_課題の説明_.
YOSHIKIと小室哲哉の交友を紹介した文章を、最後の文の後から書き進めてください。

_提示された文章_.
============
2016年の正月。YOSHIKIが自身のニコニコ生放送のチャンネルにて、小室哲哉との対談を放送したことで話題を呼びました。

この2人の交友関係が始まったのは、古く、1990年春ごろまで遡ります。当時、飛ぶ鳥を落とす勢いだったX Japan(当時は「X」)。そのリーダー・YOSHIKIに一目置いていた小室が、自らアプローチをかけて飲み友達になるところからスタートしたのです。

1996年にも小室哲哉の番組で共演した2人


ちょうど、ニコ生での共演から20年前、1996年の年明け。この時は小室がYOSHIKIを招き、彼がMCを務めていた音楽番組『TK MUSIC CLAMP』でも会談を実現させています。
ここでTKは「なんで渋谷にいるような若者は、あのファッションで、あの(古い)音楽をカラオケ歌うのって感じ」「ロサンゼルスで流行っているような(最先端の)音楽を、提案してあげないと可哀想」などと発言。それにYOSHIKIは激しく同意。

海外志向、新しい音に貪欲な姿勢、時代を先読みして仕掛けていく戦略家の一面……。なるほど。確かに2人は、感情的に共有する部分が多そうです。そして、やわらかい口調ではっきりズバズバ言うところもすごく似ています。

「とりあえず、CD1枚作ってみよう」と結成に至ったV2


そんなTKとYOSHIKIですから、恐らく、ファーストコンタクトの時点でも意気投合したのでしょう。「何かやれたらいいよね」と、酒席でのトークに花が咲いたといいます。
============
_提示された記録_.
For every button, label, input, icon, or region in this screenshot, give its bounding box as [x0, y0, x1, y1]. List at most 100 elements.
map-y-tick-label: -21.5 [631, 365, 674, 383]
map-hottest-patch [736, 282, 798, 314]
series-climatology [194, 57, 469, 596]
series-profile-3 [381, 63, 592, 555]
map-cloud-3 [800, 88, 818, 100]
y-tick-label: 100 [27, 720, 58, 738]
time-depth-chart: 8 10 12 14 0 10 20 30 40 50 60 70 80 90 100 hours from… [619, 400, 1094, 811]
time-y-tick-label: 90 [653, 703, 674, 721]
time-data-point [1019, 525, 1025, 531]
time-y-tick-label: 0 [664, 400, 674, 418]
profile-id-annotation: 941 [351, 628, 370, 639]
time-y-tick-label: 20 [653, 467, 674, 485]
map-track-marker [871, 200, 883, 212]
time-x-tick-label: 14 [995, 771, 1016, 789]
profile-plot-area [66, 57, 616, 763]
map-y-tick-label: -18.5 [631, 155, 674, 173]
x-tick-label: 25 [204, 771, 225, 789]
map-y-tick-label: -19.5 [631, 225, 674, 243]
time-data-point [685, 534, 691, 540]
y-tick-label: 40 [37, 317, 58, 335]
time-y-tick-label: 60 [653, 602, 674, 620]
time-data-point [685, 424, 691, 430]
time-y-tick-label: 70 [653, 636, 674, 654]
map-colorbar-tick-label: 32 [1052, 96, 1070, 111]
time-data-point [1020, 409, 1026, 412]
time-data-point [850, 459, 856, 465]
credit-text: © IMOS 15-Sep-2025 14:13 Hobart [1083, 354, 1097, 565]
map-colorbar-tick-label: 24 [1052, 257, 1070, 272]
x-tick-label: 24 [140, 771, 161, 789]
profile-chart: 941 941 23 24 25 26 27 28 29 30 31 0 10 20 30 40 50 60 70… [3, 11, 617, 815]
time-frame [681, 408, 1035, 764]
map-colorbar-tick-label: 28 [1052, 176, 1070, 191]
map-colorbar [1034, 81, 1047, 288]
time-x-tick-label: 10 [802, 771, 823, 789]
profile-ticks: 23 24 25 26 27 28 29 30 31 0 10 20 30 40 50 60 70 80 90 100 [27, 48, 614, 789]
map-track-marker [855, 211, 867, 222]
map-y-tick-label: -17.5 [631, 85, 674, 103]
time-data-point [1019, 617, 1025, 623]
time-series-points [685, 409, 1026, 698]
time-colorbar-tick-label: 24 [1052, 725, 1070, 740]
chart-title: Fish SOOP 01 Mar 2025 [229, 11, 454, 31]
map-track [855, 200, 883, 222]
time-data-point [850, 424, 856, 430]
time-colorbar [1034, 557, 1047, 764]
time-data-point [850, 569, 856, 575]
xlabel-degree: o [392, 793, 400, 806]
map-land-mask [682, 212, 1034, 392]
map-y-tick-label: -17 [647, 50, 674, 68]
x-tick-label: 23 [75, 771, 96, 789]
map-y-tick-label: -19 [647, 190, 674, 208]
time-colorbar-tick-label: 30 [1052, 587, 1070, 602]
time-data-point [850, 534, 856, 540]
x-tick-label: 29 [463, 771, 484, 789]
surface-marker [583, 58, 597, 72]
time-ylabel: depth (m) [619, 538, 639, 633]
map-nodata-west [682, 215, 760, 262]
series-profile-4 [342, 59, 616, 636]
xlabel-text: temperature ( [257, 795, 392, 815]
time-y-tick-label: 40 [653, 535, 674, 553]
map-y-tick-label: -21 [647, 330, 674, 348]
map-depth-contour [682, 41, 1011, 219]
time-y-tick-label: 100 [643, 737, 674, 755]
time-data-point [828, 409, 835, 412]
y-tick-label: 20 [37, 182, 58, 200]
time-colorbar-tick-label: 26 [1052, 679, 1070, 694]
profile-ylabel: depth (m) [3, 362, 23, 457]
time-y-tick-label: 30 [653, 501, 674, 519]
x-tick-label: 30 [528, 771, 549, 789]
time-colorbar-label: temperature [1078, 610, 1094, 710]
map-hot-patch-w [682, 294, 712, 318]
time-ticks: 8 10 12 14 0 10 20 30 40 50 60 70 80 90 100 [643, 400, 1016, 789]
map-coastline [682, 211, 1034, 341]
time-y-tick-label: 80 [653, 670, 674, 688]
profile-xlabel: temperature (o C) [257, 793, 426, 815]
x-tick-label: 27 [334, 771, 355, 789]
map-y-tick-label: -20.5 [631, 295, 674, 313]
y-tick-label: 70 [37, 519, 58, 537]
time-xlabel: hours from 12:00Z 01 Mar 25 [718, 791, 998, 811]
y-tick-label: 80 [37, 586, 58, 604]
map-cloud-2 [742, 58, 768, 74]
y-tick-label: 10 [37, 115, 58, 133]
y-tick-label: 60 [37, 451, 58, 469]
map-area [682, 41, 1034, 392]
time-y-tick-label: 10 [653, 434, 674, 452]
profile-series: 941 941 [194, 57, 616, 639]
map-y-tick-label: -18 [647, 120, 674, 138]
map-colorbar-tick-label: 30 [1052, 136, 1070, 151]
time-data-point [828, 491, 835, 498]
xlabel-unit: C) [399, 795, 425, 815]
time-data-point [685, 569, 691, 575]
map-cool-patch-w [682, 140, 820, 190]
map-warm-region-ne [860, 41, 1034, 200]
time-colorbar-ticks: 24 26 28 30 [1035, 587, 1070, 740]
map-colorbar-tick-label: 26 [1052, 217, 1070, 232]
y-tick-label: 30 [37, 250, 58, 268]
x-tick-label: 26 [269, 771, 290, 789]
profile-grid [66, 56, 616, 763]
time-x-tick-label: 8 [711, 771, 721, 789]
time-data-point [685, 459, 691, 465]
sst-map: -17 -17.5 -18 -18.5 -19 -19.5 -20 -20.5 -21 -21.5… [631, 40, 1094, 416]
============
_課題への回答_.
1年後、その曖昧な“何か”は「とりあえず、CD1枚作ってみよう」と具体性を帯び始め、かくして1991年10月31日。
2人は記者会見を行い、ユニット結成を正式に発表するのです。その名も「V2」。第2次世界大戦中にドイツが開発したV2ロケットにちなんで付けられました。

活動期間はわずか数ヶ月だったV2


「どんな編成で演奏するんだ?」「ボーカルは誰がやるの?」など、当時、大いに盛り上がったこのタッグでしたが、後年、あまり語られなくなったのには理由があります。端的に言うと、活動内容が薄いのです。
1991年12月5日に東京ベイNKホールでのライブ、1992年1月18日にシングル『背徳の瞳〜Eyes of Venus〜』の発売、同年3月25日に1度きりのライブを収めたビデオの発売、以上なのです。その間、わずか4ヶ月あまり。実質的には、コンサートをして曲出して終わり。これでは忘れ去られても、仕方ありません。

加えてこの頃は、2人がちょうど新しい試みに興味を持ち始めた時期。YOSHIKIはXでの本格的な海外進出、TKはプロデュース業への専念。そのビジョンを実現させ、かつ、YOSHIKIのこだわりで「たったシングル1枚に、アルバム1曲分の費用と労力を遣った」というV2での楽曲制作を両立させることなど不可能。
こうして、最初は「アルフィーの高見沢も加えてV3」計画もあったのに、ユニットは自然消滅していくこととなったのです。


TKの不安定なボーカルも…『背徳の瞳〜Eyes of Venus〜』


今ではすっかり過去のユニットとなったV2。とはいえ、全く個性の違うミュージシャン2人によってつくられた上記のシングルは、なかなか興味深い佳曲。
何せ、どのパートがYOSHIKI作で、どこかTK作なのか、丸分かりなほどに分離しているのです。もう少し融和させる工夫をしたらいいのに……というのは蛇足。互いに認め合いながらも、自身のセンスに絶対的自信をもつ者同士。バチバチぶつかり合いながら生み出された1曲は、何とも刺激的で不安定。
その不安感は、TKの甲高い声なのに起伏がない、のっぺりとしたボーカルでさらに増長されます。興味のある方は、ぜひ聞いてみてください。
(こじへい)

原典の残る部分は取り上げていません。